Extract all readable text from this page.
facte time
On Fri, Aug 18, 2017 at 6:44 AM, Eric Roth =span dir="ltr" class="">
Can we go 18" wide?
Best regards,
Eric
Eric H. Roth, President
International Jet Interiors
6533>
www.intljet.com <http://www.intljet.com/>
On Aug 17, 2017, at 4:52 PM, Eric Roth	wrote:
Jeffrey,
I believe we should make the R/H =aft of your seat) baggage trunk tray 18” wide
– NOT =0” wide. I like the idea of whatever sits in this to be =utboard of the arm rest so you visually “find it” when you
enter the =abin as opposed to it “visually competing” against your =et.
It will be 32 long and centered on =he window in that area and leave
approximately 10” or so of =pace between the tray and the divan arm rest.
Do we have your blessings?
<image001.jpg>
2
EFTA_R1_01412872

::::

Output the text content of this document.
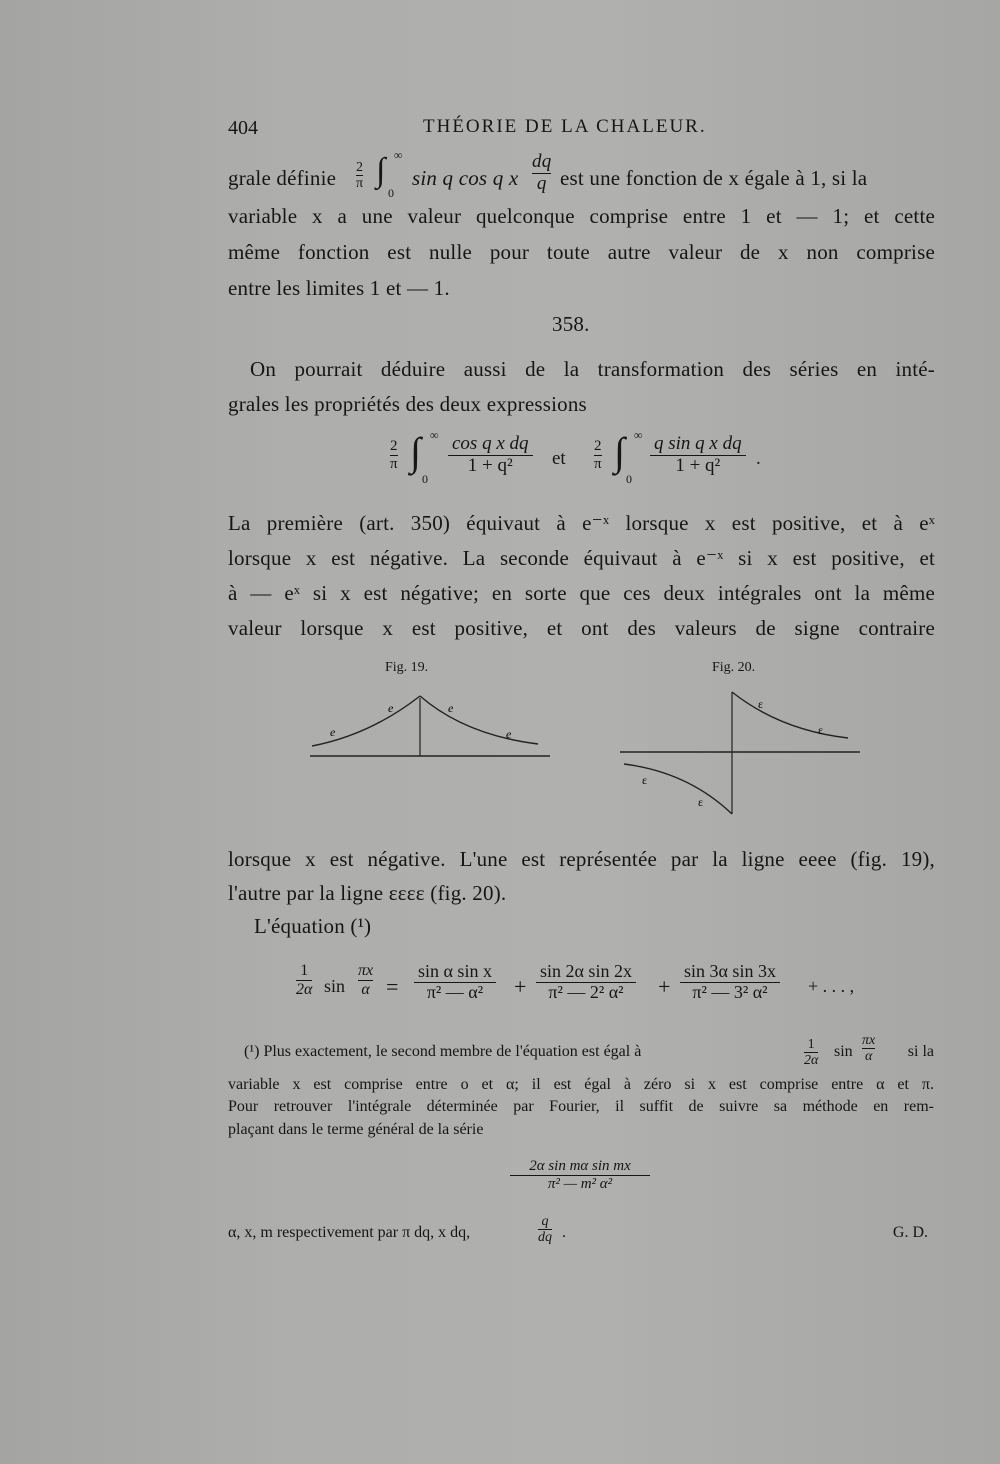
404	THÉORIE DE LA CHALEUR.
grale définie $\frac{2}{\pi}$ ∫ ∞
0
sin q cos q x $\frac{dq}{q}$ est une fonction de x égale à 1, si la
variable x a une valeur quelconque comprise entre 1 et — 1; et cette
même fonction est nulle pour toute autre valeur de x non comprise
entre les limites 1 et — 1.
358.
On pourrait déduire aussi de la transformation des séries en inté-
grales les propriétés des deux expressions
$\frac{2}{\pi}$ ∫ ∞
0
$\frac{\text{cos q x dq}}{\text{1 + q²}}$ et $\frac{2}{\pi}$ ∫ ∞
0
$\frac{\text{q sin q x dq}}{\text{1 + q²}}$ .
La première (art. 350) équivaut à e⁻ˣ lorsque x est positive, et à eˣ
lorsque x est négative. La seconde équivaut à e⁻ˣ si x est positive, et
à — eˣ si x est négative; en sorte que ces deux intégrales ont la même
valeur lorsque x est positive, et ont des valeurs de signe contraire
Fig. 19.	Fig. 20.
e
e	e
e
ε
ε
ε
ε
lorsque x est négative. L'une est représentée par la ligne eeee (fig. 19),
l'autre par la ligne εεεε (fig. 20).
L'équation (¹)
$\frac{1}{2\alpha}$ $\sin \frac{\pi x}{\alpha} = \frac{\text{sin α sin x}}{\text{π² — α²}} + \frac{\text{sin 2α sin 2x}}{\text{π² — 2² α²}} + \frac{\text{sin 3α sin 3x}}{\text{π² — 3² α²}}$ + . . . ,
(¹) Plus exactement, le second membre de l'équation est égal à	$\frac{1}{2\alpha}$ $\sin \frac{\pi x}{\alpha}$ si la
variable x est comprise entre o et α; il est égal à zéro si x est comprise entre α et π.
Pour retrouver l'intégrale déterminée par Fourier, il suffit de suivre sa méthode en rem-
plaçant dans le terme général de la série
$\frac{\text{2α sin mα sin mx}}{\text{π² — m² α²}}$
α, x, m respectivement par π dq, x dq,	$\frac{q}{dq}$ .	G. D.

::::

▸ **Requirement**: Reproduce each line of the entries in which the word "lorsque" is found.

▸ **Final result**:
La première (art. 350) équivaut à e⁻ˣ lorsque x est positive, et à eˣ
lorsque x est négative. La seconde équivaut à e⁻ˣ si x est positive, et
valeur lorsque x est positive, et ont des valeurs de signe contraire
lorsque x est négative. L'une est représentée par la ligne eeee (fig. 19),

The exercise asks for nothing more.